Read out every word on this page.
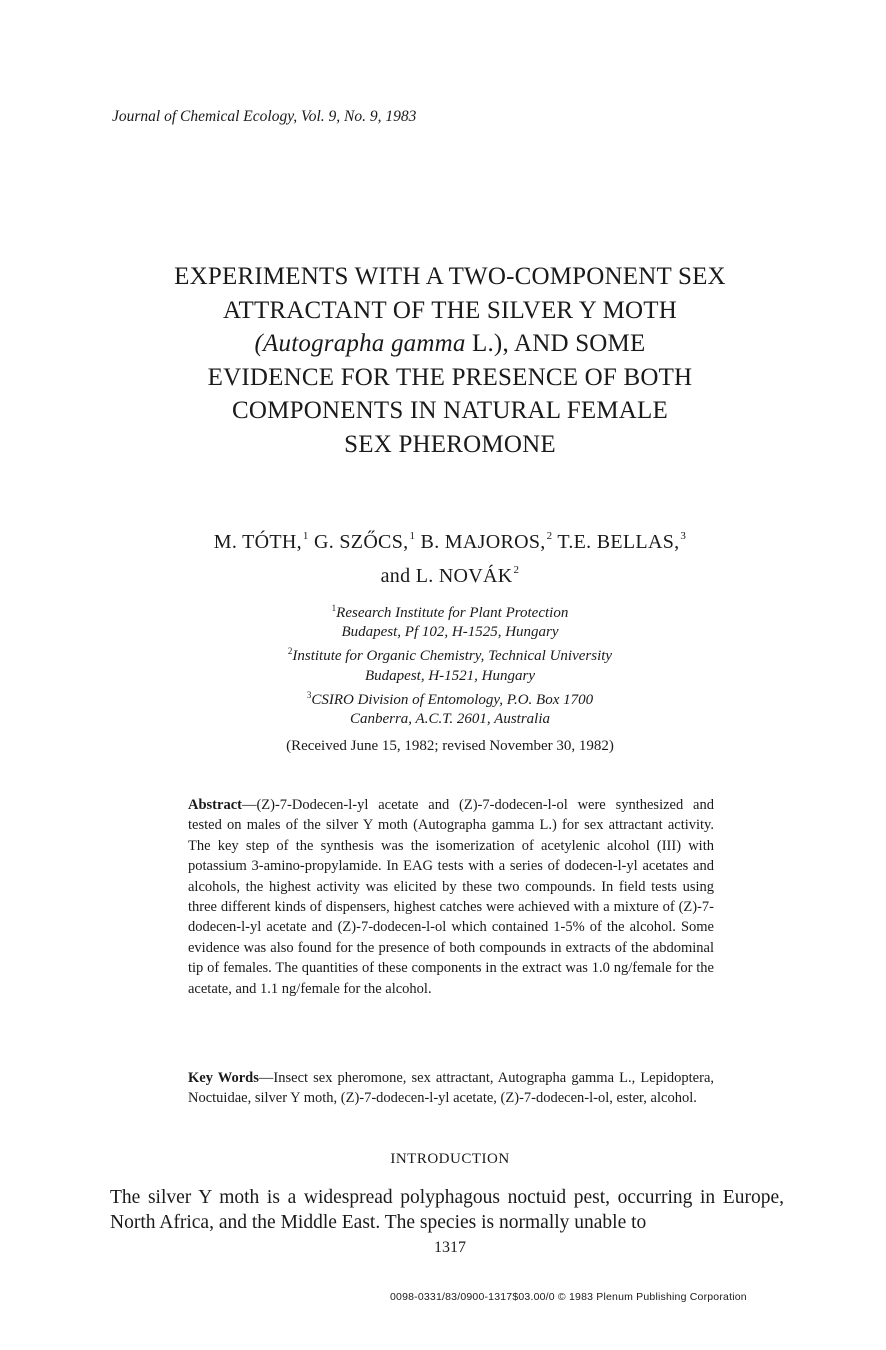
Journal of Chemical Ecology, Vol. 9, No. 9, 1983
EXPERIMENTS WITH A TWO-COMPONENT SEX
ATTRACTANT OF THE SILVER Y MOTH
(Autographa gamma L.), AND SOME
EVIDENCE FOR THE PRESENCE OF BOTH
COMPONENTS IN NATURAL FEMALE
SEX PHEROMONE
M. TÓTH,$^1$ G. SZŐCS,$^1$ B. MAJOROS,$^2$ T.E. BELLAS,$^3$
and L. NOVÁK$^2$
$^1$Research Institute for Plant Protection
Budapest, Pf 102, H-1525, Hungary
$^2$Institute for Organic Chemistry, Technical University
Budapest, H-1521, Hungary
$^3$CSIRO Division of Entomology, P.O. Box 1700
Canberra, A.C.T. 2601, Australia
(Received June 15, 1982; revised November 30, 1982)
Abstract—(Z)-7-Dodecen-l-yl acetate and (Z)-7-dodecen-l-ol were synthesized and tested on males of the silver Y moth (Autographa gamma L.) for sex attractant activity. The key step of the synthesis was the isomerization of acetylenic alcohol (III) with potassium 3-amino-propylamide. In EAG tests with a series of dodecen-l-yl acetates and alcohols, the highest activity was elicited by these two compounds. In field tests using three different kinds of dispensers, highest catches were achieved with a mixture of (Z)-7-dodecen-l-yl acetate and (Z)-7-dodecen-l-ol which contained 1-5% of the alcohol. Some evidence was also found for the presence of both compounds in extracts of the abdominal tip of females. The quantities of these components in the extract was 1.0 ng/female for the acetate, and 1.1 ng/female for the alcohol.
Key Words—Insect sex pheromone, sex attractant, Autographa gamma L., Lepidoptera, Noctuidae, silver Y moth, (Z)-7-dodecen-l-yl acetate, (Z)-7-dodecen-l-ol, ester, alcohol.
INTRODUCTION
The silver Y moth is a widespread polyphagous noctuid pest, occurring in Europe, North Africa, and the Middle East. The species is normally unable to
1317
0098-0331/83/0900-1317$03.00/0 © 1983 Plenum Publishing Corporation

--------------------

> _EXERCISE DIRECTIONS_: Show all lines above holding "Hungary".

> _EXPECTED OUTPUT_:
Budapest, Pf 102, H-1525, Hungary
Budapest, H-1521, Hungary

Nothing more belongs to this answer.